:: Material for the task ::
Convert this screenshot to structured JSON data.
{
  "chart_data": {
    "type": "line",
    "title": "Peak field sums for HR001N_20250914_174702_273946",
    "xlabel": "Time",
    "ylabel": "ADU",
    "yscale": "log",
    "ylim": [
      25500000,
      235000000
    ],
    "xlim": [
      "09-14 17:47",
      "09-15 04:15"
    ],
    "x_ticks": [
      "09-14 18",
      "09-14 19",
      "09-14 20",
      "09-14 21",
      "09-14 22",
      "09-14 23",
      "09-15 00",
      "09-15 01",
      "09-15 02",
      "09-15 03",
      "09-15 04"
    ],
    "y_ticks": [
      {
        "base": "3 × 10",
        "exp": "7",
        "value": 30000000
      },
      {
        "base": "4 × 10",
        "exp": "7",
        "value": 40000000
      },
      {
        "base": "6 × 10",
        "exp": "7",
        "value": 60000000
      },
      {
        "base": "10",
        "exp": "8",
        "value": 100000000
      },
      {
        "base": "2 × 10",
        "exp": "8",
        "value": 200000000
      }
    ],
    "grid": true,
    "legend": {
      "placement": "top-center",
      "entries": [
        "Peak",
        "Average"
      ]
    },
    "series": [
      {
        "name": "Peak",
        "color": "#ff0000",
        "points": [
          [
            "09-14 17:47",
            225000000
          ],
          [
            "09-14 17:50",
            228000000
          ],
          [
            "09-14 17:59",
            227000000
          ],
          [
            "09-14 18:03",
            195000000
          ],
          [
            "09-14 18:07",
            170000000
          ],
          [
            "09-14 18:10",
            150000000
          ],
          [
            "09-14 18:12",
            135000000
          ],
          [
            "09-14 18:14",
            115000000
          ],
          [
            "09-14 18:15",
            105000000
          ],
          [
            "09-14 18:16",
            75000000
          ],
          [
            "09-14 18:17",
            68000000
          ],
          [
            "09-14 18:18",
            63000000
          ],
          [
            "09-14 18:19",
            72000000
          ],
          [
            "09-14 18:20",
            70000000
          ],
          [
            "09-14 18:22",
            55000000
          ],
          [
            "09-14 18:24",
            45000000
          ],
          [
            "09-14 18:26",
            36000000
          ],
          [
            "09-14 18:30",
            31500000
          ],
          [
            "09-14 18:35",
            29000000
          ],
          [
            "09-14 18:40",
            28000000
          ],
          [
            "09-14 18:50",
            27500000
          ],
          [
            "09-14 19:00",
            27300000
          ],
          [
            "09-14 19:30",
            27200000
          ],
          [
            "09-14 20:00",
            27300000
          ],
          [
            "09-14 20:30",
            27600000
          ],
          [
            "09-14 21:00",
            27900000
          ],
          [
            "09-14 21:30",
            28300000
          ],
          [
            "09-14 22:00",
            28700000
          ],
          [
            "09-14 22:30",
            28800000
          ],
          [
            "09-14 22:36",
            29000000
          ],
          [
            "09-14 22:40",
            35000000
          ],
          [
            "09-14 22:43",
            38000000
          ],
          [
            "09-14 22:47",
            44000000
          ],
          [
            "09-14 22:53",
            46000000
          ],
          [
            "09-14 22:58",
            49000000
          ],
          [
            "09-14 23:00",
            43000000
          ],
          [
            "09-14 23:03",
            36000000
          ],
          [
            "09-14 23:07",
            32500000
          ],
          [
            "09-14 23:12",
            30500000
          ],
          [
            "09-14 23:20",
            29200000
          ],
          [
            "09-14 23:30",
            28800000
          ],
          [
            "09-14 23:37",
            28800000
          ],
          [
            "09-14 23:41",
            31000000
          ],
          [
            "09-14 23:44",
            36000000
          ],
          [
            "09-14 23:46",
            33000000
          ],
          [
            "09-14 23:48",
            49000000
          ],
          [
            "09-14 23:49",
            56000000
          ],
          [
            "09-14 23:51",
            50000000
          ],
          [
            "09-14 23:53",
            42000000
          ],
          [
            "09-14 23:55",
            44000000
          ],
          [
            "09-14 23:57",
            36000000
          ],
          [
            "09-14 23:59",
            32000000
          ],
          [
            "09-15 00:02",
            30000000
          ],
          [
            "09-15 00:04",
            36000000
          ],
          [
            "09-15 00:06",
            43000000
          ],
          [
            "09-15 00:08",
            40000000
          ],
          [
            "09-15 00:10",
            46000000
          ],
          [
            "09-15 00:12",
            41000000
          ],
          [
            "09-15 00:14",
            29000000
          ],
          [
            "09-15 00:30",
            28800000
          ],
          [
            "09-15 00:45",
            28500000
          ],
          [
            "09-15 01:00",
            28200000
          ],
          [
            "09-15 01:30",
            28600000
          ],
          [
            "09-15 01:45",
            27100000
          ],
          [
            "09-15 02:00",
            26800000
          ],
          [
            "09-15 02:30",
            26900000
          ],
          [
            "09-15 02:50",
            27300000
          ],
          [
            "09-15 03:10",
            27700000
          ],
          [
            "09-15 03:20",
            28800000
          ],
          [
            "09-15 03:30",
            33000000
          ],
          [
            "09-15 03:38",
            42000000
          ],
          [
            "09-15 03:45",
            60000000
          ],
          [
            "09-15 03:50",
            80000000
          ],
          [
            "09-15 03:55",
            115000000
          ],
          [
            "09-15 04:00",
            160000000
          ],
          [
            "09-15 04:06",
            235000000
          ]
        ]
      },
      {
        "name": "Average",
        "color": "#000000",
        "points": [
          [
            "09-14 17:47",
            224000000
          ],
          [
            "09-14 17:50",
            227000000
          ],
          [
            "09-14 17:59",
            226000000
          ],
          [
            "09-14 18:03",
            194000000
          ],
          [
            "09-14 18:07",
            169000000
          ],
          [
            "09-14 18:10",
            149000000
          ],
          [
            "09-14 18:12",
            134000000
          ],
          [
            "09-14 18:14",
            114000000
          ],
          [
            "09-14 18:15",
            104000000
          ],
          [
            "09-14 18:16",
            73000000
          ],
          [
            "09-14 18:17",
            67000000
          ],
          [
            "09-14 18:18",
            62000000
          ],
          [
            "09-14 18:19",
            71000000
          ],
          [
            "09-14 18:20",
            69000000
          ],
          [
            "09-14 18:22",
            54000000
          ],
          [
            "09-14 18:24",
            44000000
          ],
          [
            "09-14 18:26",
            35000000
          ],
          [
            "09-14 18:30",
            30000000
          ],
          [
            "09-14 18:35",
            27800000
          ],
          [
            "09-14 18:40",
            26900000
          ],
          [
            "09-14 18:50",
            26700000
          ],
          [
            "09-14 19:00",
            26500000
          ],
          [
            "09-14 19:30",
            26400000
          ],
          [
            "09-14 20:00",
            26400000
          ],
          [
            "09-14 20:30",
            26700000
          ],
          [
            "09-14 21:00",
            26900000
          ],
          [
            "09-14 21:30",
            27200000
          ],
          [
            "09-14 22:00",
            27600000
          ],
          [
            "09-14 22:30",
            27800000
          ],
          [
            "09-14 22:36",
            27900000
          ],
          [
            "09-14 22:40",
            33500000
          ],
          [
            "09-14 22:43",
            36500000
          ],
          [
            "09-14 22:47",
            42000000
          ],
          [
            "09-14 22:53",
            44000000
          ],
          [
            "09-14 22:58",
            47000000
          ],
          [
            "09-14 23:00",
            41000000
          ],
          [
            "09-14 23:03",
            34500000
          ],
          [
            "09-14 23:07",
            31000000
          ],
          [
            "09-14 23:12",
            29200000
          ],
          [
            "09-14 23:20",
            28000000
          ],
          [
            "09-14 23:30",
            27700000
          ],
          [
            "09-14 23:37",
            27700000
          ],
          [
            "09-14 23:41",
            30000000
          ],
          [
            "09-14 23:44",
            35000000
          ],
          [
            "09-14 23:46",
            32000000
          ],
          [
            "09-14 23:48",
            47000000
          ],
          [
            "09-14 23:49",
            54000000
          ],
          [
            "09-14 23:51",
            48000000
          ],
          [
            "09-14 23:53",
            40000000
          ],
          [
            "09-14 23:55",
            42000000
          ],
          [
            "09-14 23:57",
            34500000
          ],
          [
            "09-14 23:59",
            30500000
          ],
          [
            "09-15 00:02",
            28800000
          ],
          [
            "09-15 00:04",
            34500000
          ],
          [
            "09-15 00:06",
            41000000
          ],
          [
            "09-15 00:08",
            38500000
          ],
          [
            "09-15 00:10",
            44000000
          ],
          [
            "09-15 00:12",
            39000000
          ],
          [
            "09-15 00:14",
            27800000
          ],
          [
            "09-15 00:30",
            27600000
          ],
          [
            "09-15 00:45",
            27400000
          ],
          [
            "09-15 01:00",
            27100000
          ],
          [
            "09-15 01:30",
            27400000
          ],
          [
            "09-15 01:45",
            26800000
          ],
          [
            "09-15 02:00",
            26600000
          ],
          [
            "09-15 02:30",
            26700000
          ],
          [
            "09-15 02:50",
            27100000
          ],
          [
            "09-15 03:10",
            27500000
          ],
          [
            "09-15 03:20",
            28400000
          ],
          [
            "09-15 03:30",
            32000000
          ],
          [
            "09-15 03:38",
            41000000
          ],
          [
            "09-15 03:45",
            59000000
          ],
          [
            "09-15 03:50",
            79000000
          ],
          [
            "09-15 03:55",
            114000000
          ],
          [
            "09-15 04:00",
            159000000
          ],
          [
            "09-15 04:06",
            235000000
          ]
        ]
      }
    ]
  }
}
:::
Stated goal:
Find and count the lines of the data that include the string "Peak", and report that figure by itself.

Solution for this exercise:
3